» **Teks Bacaan**:
__________
Subyek-subyek yang diteliti secara berproses ditentukan di lapangan,
kaetika pengumpulan data berlangsung. Cara penyampelan inilah yang
disebut dalam penelitian kualitatif sebagai snow bowl sampling.
Sesuai
dengan tahap pengkodean dan analisis data, penyampelan dalam Grounded
Theory diarahkan dengan logika dan tujuan dari tiga jenis dasar prosedur
pengkodean. Ada tiga pola penyampelan teoritik, yang sekaligus menandai
tiga tahapan kegiatan pengumpulan data; (a) penyampelan terbuka, (b)
penyampelan relasional dan variasional, serta (c) penyampelan pembeda.
Penyampelan ini bersifat kumulatif (di mana penyampelan terdahulu
menjadi dasar bagi penyampelan berikutnya) dan semakin mengerucut
sejalan dengan tingkat kedalaman fokus penelitian. Keterangan yang
berkenaan dengan tiga pola penyampelan ini dapat diringkas sebagai
berikut:
Penyampelan
Terbuka; Penyampelan ini bertujuan untuk menemukan data sebanyak
mungkin sepanjang berkenaan dengan rumusan masalah yang dibuat pada awal
penelitian. Karena pada tahap awal itu peneliti belum yakin tentang
konsep mana yang relevan secara teoritik, maka obyek pengamatan dan
orang-orang yang diwawncarai juga masih belum dibatasi. Data yang
terkumpul dari kegiatan pengumpulan data awal inilah kemudian dianalisis
dengan pengkodean terbuka.
Penyampelan
Relasional dan Variasional; Sebagaimana diutarakan di atas, tujuan
pengkodean terporos adalah menghubungkan secara lebih khusus
kategori-kategori dengan sub-subkategorinya. Untuk maksud ini perlu
dilakukan penyampelan yang berfokus pada pengungkapan dan pembuktian
hubungan-hubungan tersebut. Kegiatan itu dinamakan penyampelan
relasional dan variasional.
Pada
penyampelan relasional dan variasional diupayakan untuk menemukan
sebanyak mungkin perbedaan tingkat ukuran di dalam data. Hal pokok yang
perlu pada penemuan perbedaan tingkat ukuran tersebut adalah proses dan
variasi. Jadi, inti utama penyampelan di sini adalah memilih subyek,
lokasi, atau dokumen yang memaksimalkan peluang untuk memperoleh data
yang berkaitan dengan variasi ukuran kategori dan data yang bertalian
dengan perubahan.
__________
» **Data Tersedia**:
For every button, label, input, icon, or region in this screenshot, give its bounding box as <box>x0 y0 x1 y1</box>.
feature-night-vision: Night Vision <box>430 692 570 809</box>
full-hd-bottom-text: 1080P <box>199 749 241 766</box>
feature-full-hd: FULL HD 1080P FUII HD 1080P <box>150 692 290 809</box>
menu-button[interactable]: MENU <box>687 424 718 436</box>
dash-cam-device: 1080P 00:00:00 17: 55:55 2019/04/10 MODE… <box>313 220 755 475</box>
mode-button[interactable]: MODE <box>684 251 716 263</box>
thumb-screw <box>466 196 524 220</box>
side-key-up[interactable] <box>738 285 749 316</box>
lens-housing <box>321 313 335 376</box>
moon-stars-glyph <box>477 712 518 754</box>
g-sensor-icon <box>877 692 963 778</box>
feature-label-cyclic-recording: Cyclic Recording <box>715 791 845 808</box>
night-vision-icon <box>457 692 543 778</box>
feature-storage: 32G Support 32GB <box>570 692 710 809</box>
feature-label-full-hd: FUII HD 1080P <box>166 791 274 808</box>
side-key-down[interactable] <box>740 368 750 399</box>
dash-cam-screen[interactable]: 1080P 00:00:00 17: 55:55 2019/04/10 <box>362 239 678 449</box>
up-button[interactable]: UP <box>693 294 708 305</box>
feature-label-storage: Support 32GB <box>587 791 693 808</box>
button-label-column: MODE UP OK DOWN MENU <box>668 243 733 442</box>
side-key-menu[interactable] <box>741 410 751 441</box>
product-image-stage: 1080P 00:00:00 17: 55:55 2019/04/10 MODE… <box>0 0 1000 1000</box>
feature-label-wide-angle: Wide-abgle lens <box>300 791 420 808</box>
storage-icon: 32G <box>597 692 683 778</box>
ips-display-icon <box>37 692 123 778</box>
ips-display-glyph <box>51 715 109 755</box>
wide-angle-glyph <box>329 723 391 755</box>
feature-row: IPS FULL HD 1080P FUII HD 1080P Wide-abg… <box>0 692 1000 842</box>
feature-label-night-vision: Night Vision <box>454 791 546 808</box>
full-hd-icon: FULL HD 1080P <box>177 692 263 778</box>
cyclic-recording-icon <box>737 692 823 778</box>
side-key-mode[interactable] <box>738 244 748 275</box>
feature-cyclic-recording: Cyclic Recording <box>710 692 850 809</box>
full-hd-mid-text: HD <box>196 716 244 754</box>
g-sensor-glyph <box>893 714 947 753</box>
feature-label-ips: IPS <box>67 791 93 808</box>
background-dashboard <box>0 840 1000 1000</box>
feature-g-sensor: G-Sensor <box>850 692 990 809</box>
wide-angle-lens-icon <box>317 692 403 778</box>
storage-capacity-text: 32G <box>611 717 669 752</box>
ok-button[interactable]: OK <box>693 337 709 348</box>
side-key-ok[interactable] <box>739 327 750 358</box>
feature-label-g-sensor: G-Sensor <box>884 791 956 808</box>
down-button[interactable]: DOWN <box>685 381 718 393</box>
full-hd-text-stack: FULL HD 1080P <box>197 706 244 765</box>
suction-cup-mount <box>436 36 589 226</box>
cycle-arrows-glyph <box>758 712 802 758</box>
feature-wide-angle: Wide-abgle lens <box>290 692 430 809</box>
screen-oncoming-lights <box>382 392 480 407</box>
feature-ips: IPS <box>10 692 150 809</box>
__________
» **Kumpulan Soal**:
1. Jawab pertanyaan berikut berdasarkan teks tentang penyampelan dalam Grounded Theory.
(a) Dengan pengkodean apa data dari kegiatan pengumpulan data awal dianalisis?
(b) Apa tujuan pengkodean terporos?
(c) Apa dua hal pokok yang perlu dalam penemuan perbedaan tingkat ukuran pada penyampelan relasional dan variasional?
2. Tulis ulang baris-baris entri sebagai daftar JSON berisi string, satu string untuk setiap baris dan tanpa baris kosong. Mulailah dari awal entri dan berhentilah pada baris yang memuat "feature-label-storage: Support 32GB", dengan baris itu ikut disertakan.

» **Jawaban Latihan**:
1.
(a) Pengkodean terbuka.
(b) Menghubungkan secara lebih khusus kategori-kategori dengan sub-subkategorinya.
(c) Proses dan variasi.

2.
[
  "For every button, label, input, icon, or region in this screenshot, give its bounding box as <box>x0 y0 x1 y1</box>.",
  "feature-night-vision: Night Vision <box>430 692 570 809</box>",
  "full-hd-bottom-text: 1080P <box>199 749 241 766</box>",
  "feature-full-hd: FULL HD 1080P FUII HD 1080P <box>150 692 290 809</box>",
  "menu-button[interactable]: MENU <box>687 424 718 436</box>",
  "dash-cam-device: 1080P 00:00:00 17: 55:55 2019/04/10 MODE… <box>313 220 755 475</box>",
  "mode-button[interactable]: MODE <box>684 251 716 263</box>",
  "thumb-screw <box>466 196 524 220</box>",
  "side-key-up[interactable] <box>738 285 749 316</box>",
  "lens-housing <box>321 313 335 376</box>",
  "moon-stars-glyph <box>477 712 518 754</box>",
  "g-sensor-icon <box>877 692 963 778</box>",
  "feature-label-cyclic-recording: Cyclic Recording <box>715 791 845 808</box>",
  "night-vision-icon <box>457 692 543 778</box>",
  "feature-storage: 32G Support 32GB <box>570 692 710 809</box>",
  "feature-label-full-hd: FUII HD 1080P <box>166 791 274 808</box>",
  "side-key-down[interactable] <box>740 368 750 399</box>",
  "dash-cam-screen[interactable]: 1080P 00:00:00 17: 55:55 2019/04/10 <box>362 239 678 449</box>",
  "up-button[interactable]: UP <box>693 294 708 305</box>",
  "feature-label-storage: Support 32GB <box>587 791 693 808</box>"
]